--- Records for this task ---
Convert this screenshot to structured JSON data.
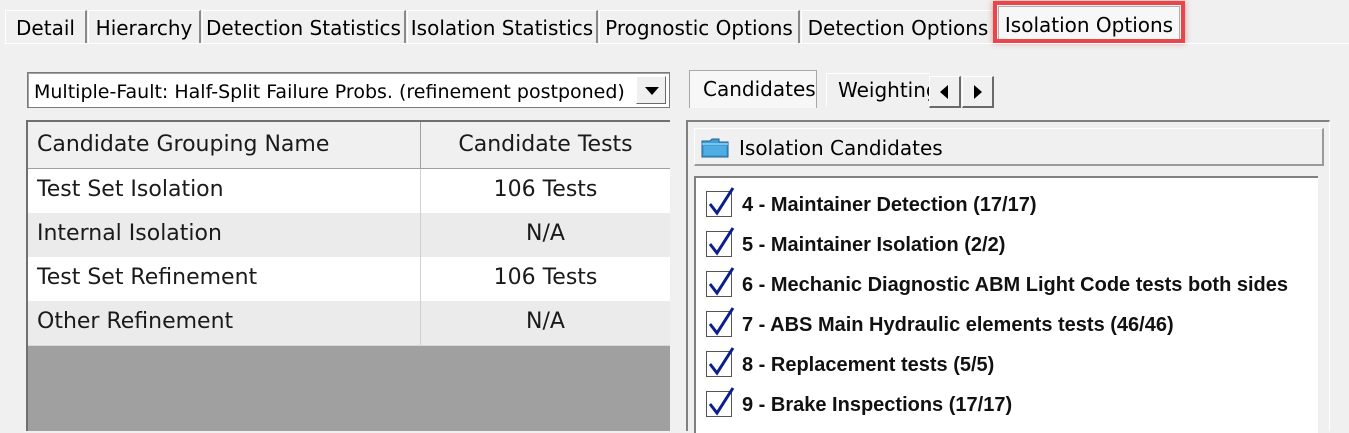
{
  "tabs": [
    {
      "label": "Detail"
    },
    {
      "label": "Hierarchy"
    },
    {
      "label": "Detection Statistics"
    },
    {
      "label": "Isolation Statistics"
    },
    {
      "label": "Prognostic Options"
    },
    {
      "label": "Detection Options"
    },
    {
      "label": "Isolation Options"
    }
  ],
  "active_tab": "Isolation Options",
  "strategy_select": {
    "value": "Multiple-Fault: Half-Split Failure Probs. (refinement postponed)"
  },
  "grid": {
    "columns": [
      "Candidate Grouping Name",
      "Candidate Tests"
    ],
    "rows": [
      {
        "name": "Test Set Isolation",
        "tests": "106 Tests"
      },
      {
        "name": "Internal Isolation",
        "tests": "N/A"
      },
      {
        "name": "Test Set Refinement",
        "tests": "106 Tests"
      },
      {
        "name": "Other Refinement",
        "tests": "N/A"
      }
    ]
  },
  "subtabs": [
    {
      "label": "Candidates"
    },
    {
      "label": "Weighting"
    }
  ],
  "candidates_panel": {
    "title": "Isolation Candidates",
    "items": [
      {
        "label": "4 - Maintainer Detection (17/17)",
        "checked": true
      },
      {
        "label": "5 - Maintainer Isolation (2/2)",
        "checked": true
      },
      {
        "label": "6 - Mechanic Diagnostic ABM Light Code tests both sides",
        "checked": true
      },
      {
        "label": "7 - ABS Main Hydraulic elements tests (46/46)",
        "checked": true
      },
      {
        "label": "8 - Replacement tests (5/5)",
        "checked": true
      },
      {
        "label": "9 - Brake Inspections (17/17)",
        "checked": true
      }
    ]
  },
  "colors": {
    "highlight_border": "#e8464a",
    "checkmark": "#0a1e8c",
    "folder": "#3f9fd9"
  },
  "icons": {
    "folder": "folder-icon",
    "check": "checkmark-icon",
    "dropdown": "chevron-down-icon",
    "scroll_left": "arrow-left-icon",
    "scroll_right": "arrow-right-icon"
  }
}
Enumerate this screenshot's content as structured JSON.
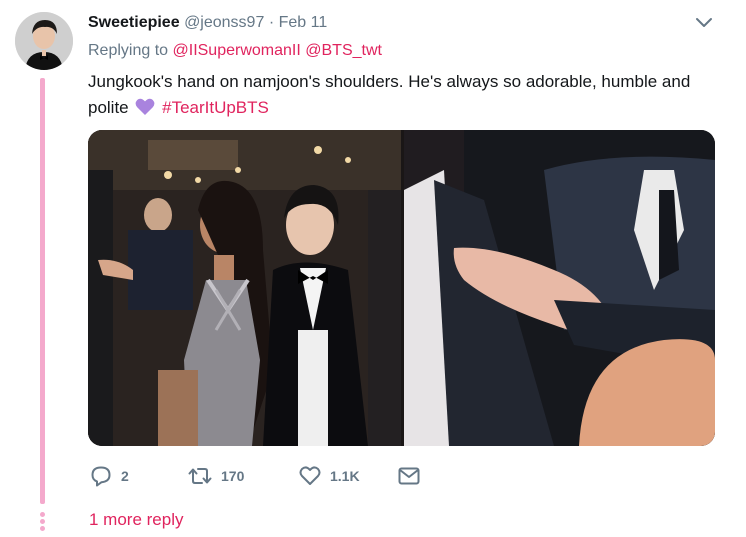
{
  "tweet": {
    "author_name": "Sweetiepiee",
    "author_handle": "@jeonss97",
    "separator": "·",
    "date": "Feb 11",
    "replying_prefix": "Replying to",
    "reply_to": [
      "@IISuperwomanII",
      "@BTS_twt"
    ],
    "text_line1": "Jungkook's hand on namjoon's shoulders. He's always so adorable, humble and",
    "text_line2_prefix": "polite",
    "emoji": "purple-heart",
    "hashtag": "#TearItUpBTS",
    "media_count": 2
  },
  "actions": {
    "reply_count": "2",
    "retweet_count": "170",
    "like_count": "1.1K"
  },
  "thread": {
    "more_replies_label": "1 more reply"
  },
  "colors": {
    "accent": "#e0245e",
    "thread_line": "#f4a9cc",
    "muted": "#657786",
    "emoji_heart": "#a983de"
  }
}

--- Problem ---
From the material above, write out exactly the lines from the line with "Enumerate this screenshot's" through the closing line, inclusive, and no pictures.

--- Written answer ---
Enumerate this screenshot's content as structured JSON.
{
  "tweet": {
    "author_name": "Sweetiepiee",
    "author_handle": "@jeonss97",
    "separator": "·",
    "date": "Feb 11",
    "replying_prefix": "Replying to",
    "reply_to": [
      "@IISuperwomanII",
      "@BTS_twt"
    ],
    "text_line1": "Jungkook's hand on namjoon's shoulders. He's always so adorable, humble and",
    "text_line2_prefix": "polite",
    "emoji": "purple-heart",
    "hashtag": "#TearItUpBTS",
    "media_count": 2
  },
  "actions": {
    "reply_count": "2",
    "retweet_count": "170",
    "like_count": "1.1K"
  },
  "thread": {
    "more_replies_label": "1 more reply"
  },
  "colors": {
    "accent": "#e0245e",
    "thread_line": "#f4a9cc",
    "muted": "#657786",
    "emoji_heart": "#a983de"
  }
}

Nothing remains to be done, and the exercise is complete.